*Exercise description*: Pull out every line in the data that has the string "Configuration" in it.

[Start of Extracted records]

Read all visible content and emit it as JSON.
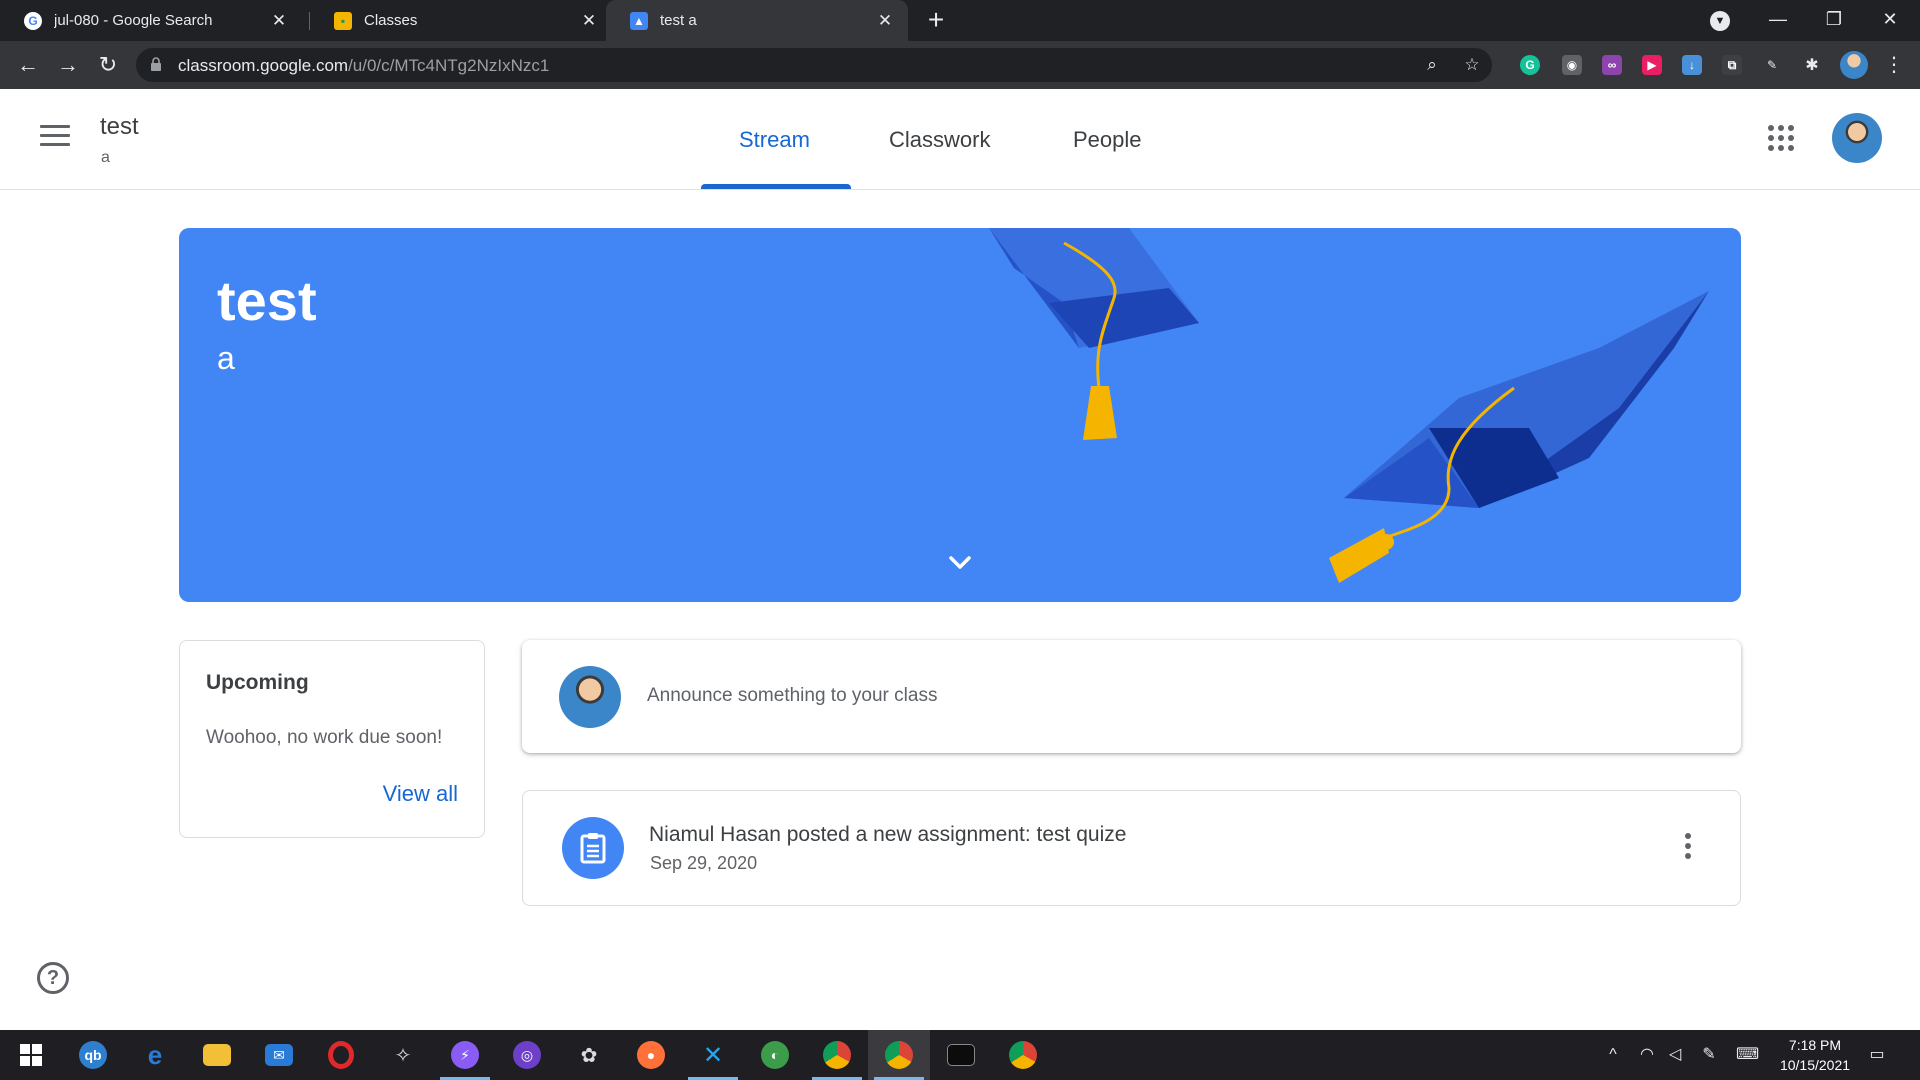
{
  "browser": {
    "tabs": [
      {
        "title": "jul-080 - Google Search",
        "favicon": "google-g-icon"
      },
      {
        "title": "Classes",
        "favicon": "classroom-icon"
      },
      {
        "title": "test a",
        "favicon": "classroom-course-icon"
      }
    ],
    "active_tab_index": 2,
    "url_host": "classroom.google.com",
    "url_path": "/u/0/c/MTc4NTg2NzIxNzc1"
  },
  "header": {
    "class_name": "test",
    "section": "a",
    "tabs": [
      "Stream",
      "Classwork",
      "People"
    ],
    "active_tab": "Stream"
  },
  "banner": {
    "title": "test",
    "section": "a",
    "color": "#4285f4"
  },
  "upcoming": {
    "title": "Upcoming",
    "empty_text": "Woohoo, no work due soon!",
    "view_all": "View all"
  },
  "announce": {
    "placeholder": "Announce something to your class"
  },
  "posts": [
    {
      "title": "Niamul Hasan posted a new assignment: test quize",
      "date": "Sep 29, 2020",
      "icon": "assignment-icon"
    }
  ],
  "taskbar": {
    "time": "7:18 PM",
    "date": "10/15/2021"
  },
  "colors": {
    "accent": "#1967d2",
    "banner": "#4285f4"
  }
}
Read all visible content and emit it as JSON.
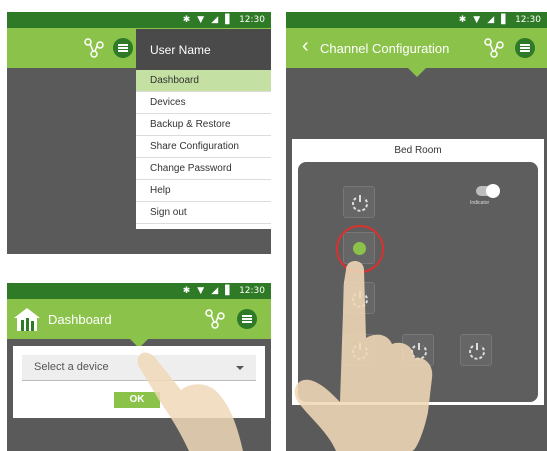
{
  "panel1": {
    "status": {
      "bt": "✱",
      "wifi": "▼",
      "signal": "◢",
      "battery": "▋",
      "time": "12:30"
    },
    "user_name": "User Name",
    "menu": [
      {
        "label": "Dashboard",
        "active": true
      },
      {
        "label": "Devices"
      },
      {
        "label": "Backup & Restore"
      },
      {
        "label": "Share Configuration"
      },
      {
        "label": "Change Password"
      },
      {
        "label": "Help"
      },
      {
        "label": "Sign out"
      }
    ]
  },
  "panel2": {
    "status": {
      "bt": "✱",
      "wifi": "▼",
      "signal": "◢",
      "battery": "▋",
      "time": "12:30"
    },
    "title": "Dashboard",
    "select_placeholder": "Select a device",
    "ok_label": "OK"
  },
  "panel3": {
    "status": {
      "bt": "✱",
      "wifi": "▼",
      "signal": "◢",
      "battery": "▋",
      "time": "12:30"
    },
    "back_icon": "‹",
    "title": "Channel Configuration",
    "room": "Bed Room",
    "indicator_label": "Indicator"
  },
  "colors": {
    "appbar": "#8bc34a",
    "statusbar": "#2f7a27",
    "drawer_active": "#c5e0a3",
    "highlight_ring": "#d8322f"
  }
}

[End of Extracted records]
[Start of Extracted records]

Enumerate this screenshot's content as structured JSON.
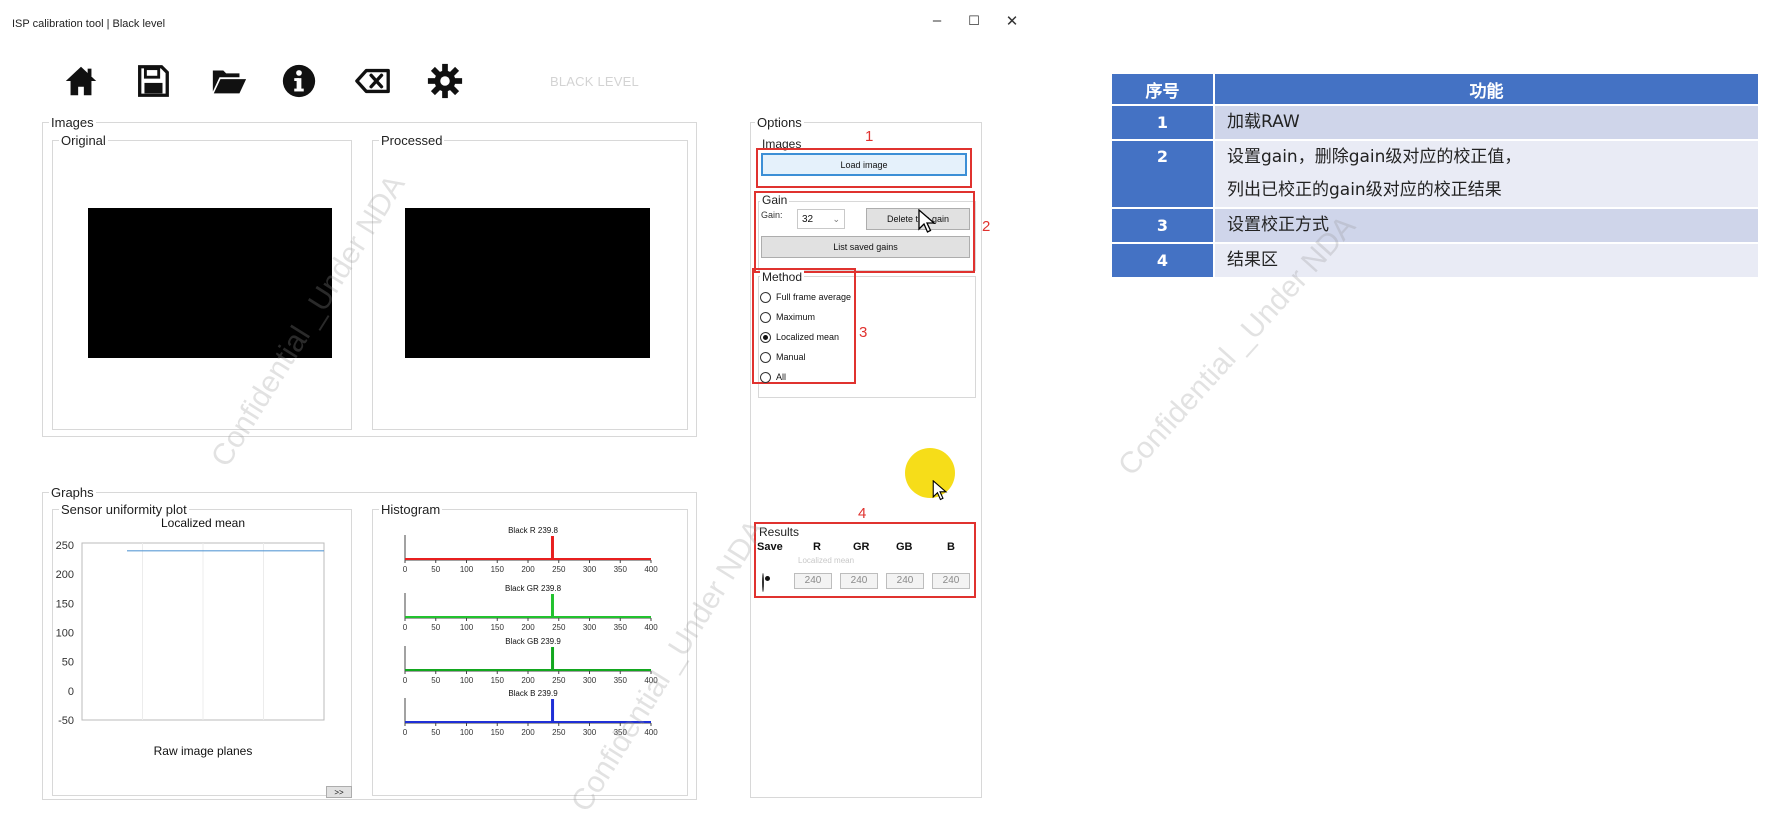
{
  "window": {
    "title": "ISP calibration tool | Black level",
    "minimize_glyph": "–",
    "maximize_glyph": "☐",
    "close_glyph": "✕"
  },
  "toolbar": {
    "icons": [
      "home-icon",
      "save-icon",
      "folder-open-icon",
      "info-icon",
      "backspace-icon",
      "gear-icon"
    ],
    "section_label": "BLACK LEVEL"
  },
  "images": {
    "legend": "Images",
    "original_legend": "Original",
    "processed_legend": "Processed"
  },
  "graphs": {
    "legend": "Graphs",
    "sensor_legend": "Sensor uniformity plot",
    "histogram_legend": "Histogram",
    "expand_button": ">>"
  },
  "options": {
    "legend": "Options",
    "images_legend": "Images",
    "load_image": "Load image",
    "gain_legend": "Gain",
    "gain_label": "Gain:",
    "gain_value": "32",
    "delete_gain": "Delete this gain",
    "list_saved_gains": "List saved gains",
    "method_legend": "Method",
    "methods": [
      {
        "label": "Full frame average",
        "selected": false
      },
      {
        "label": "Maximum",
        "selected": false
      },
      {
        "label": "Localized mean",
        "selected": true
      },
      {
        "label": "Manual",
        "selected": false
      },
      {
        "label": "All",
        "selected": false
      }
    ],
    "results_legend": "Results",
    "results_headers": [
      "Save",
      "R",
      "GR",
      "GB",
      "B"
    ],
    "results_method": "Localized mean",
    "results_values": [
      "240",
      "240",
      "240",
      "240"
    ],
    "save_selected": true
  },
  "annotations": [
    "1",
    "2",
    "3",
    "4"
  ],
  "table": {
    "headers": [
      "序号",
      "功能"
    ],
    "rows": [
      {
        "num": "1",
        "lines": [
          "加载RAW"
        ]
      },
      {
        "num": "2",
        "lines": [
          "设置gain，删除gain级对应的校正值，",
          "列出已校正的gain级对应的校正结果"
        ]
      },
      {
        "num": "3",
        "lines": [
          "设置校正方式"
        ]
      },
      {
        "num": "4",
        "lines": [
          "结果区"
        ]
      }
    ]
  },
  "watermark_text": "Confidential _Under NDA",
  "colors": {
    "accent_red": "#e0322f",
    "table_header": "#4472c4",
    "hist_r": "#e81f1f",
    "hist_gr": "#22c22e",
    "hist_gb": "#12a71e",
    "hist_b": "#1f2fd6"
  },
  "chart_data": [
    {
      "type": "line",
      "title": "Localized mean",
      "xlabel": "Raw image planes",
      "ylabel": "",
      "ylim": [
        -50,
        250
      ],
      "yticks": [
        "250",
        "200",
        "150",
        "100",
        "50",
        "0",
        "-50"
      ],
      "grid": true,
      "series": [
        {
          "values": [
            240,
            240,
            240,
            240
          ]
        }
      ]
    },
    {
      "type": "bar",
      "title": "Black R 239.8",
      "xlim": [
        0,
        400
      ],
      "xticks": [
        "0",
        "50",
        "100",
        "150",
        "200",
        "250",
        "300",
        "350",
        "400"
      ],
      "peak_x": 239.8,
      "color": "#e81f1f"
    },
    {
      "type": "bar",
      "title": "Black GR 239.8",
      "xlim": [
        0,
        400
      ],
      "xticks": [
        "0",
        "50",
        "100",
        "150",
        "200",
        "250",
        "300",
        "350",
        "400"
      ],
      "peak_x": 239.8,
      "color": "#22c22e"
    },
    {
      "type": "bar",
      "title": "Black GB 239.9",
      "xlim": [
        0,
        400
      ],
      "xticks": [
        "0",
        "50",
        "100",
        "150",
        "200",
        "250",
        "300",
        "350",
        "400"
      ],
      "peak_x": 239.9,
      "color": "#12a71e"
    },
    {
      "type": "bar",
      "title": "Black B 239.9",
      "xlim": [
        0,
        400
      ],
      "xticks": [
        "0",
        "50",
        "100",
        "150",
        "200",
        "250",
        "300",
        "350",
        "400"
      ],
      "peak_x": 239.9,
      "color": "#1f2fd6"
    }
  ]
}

[End of Extracted records]

*Task output*:
        "label": "Share Configuration"
    "title": "Channel Configuration",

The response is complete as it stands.